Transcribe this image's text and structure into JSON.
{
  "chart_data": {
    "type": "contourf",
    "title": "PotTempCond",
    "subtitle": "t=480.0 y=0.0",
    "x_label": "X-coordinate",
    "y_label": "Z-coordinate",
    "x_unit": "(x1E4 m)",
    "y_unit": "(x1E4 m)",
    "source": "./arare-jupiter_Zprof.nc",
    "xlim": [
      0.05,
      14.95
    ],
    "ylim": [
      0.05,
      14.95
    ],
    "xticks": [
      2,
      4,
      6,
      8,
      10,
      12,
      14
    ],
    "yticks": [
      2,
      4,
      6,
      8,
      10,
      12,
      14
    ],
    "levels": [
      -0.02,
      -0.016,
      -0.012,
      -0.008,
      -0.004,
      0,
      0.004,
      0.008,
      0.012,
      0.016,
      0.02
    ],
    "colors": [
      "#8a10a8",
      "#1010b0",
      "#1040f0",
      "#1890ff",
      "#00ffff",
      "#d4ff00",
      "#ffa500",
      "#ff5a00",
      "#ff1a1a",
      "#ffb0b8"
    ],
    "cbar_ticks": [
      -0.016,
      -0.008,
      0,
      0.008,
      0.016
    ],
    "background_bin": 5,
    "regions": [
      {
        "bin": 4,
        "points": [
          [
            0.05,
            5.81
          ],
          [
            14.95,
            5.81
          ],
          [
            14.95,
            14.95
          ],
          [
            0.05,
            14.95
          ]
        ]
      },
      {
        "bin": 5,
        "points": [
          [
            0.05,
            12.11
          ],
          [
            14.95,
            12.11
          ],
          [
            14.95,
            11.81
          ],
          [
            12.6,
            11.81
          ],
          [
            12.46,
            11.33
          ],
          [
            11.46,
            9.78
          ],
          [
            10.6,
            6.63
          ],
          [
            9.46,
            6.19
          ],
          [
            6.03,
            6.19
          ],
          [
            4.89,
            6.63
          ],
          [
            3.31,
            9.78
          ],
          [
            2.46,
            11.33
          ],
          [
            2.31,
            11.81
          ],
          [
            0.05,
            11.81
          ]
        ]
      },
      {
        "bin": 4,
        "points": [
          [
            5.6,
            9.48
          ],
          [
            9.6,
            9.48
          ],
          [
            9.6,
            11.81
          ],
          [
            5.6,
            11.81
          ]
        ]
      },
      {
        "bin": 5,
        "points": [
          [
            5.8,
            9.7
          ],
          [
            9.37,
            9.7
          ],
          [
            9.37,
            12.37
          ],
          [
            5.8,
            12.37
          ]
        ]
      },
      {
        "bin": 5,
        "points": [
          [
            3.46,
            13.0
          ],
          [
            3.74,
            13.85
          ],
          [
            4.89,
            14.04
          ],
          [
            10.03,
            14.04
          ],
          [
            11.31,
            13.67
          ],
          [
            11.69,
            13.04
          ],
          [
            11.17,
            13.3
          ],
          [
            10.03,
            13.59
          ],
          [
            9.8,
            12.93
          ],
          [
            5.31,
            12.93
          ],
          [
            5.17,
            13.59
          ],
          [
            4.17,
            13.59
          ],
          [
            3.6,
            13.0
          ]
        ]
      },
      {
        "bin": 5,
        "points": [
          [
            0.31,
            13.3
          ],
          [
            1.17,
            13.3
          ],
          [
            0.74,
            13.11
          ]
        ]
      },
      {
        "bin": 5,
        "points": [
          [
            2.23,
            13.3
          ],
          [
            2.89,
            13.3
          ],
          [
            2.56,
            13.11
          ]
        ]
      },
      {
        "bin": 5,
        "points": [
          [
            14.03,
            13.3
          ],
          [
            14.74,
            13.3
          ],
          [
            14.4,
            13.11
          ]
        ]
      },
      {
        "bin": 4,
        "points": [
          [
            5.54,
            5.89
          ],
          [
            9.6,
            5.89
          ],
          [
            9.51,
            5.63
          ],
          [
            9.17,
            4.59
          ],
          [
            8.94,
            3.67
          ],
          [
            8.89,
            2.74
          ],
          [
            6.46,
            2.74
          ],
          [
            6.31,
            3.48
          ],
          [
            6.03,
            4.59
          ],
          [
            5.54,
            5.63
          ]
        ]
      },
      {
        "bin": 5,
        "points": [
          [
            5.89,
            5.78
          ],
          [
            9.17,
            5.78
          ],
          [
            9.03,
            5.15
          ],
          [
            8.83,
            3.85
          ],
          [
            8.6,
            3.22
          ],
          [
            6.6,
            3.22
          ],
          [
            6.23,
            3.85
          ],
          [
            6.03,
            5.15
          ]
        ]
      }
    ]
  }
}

::::::::

Extract all of the data exactly as written.

RESPONSE:
Transcribe this image's text and structure into JSON.
{
  "chart_data": {
    "type": "contourf",
    "title": "PotTempCond",
    "subtitle": "t=480.0 y=0.0",
    "x_label": "X-coordinate",
    "y_label": "Z-coordinate",
    "x_unit": "(x1E4 m)",
    "y_unit": "(x1E4 m)",
    "source": "./arare-jupiter_Zprof.nc",
    "xlim": [
      0.05,
      14.95
    ],
    "ylim": [
      0.05,
      14.95
    ],
    "xticks": [
      2,
      4,
      6,
      8,
      10,
      12,
      14
    ],
    "yticks": [
      2,
      4,
      6,
      8,
      10,
      12,
      14
    ],
    "levels": [
      -0.02,
      -0.016,
      -0.012,
      -0.008,
      -0.004,
      0,
      0.004,
      0.008,
      0.012,
      0.016,
      0.02
    ],
    "colors": [
      "#8a10a8",
      "#1010b0",
      "#1040f0",
      "#1890ff",
      "#00ffff",
      "#d4ff00",
      "#ffa500",
      "#ff5a00",
      "#ff1a1a",
      "#ffb0b8"
    ],
    "cbar_ticks": [
      -0.016,
      -0.008,
      0,
      0.008,
      0.016
    ],
    "background_bin": 5,
    "regions": [
      {
        "bin": 4,
        "points": [
          [
            0.05,
            5.81
          ],
          [
            14.95,
            5.81
          ],
          [
            14.95,
            14.95
          ],
          [
            0.05,
            14.95
          ]
        ]
      },
      {
        "bin": 5,
        "points": [
          [
            0.05,
            12.11
          ],
          [
            14.95,
            12.11
          ],
          [
            14.95,
            11.81
          ],
          [
            12.6,
            11.81
          ],
          [
            12.46,
            11.33
          ],
          [
            11.46,
            9.78
          ],
          [
            10.6,
            6.63
          ],
          [
            9.46,
            6.19
          ],
          [
            6.03,
            6.19
          ],
          [
            4.89,
            6.63
          ],
          [
            3.31,
            9.78
          ],
          [
            2.46,
            11.33
          ],
          [
            2.31,
            11.81
          ],
          [
            0.05,
            11.81
          ]
        ]
      },
      {
        "bin": 4,
        "points": [
          [
            5.6,
            9.48
          ],
          [
            9.6,
            9.48
          ],
          [
            9.6,
            11.81
          ],
          [
            5.6,
            11.81
          ]
        ]
      },
      {
        "bin": 5,
        "points": [
          [
            5.8,
            9.7
          ],
          [
            9.37,
            9.7
          ],
          [
            9.37,
            12.37
          ],
          [
            5.8,
            12.37
          ]
        ]
      },
      {
        "bin": 5,
        "points": [
          [
            3.46,
            13.0
          ],
          [
            3.74,
            13.85
          ],
          [
            4.89,
            14.04
          ],
          [
            10.03,
            14.04
          ],
          [
            11.31,
            13.67
          ],
          [
            11.69,
            13.04
          ],
          [
            11.17,
            13.3
          ],
          [
            10.03,
            13.59
          ],
          [
            9.8,
            12.93
          ],
          [
            5.31,
            12.93
          ],
          [
            5.17,
            13.59
          ],
          [
            4.17,
            13.59
          ],
          [
            3.6,
            13.0
          ]
        ]
      },
      {
        "bin": 5,
        "points": [
          [
            0.31,
            13.3
          ],
          [
            1.17,
            13.3
          ],
          [
            0.74,
            13.11
          ]
        ]
      },
      {
        "bin": 5,
        "points": [
          [
            2.23,
            13.3
          ],
          [
            2.89,
            13.3
          ],
          [
            2.56,
            13.11
          ]
        ]
      },
      {
        "bin": 5,
        "points": [
          [
            14.03,
            13.3
          ],
          [
            14.74,
            13.3
          ],
          [
            14.4,
            13.11
          ]
        ]
      },
      {
        "bin": 4,
        "points": [
          [
            5.54,
            5.89
          ],
          [
            9.6,
            5.89
          ],
          [
            9.51,
            5.63
          ],
          [
            9.17,
            4.59
          ],
          [
            8.94,
            3.67
          ],
          [
            8.89,
            2.74
          ],
          [
            6.46,
            2.74
          ],
          [
            6.31,
            3.48
          ],
          [
            6.03,
            4.59
          ],
          [
            5.54,
            5.63
          ]
        ]
      },
      {
        "bin": 5,
        "points": [
          [
            5.89,
            5.78
          ],
          [
            9.17,
            5.78
          ],
          [
            9.03,
            5.15
          ],
          [
            8.83,
            3.85
          ],
          [
            8.6,
            3.22
          ],
          [
            6.6,
            3.22
          ],
          [
            6.23,
            3.85
          ],
          [
            6.03,
            5.15
          ]
        ]
      }
    ]
  }
}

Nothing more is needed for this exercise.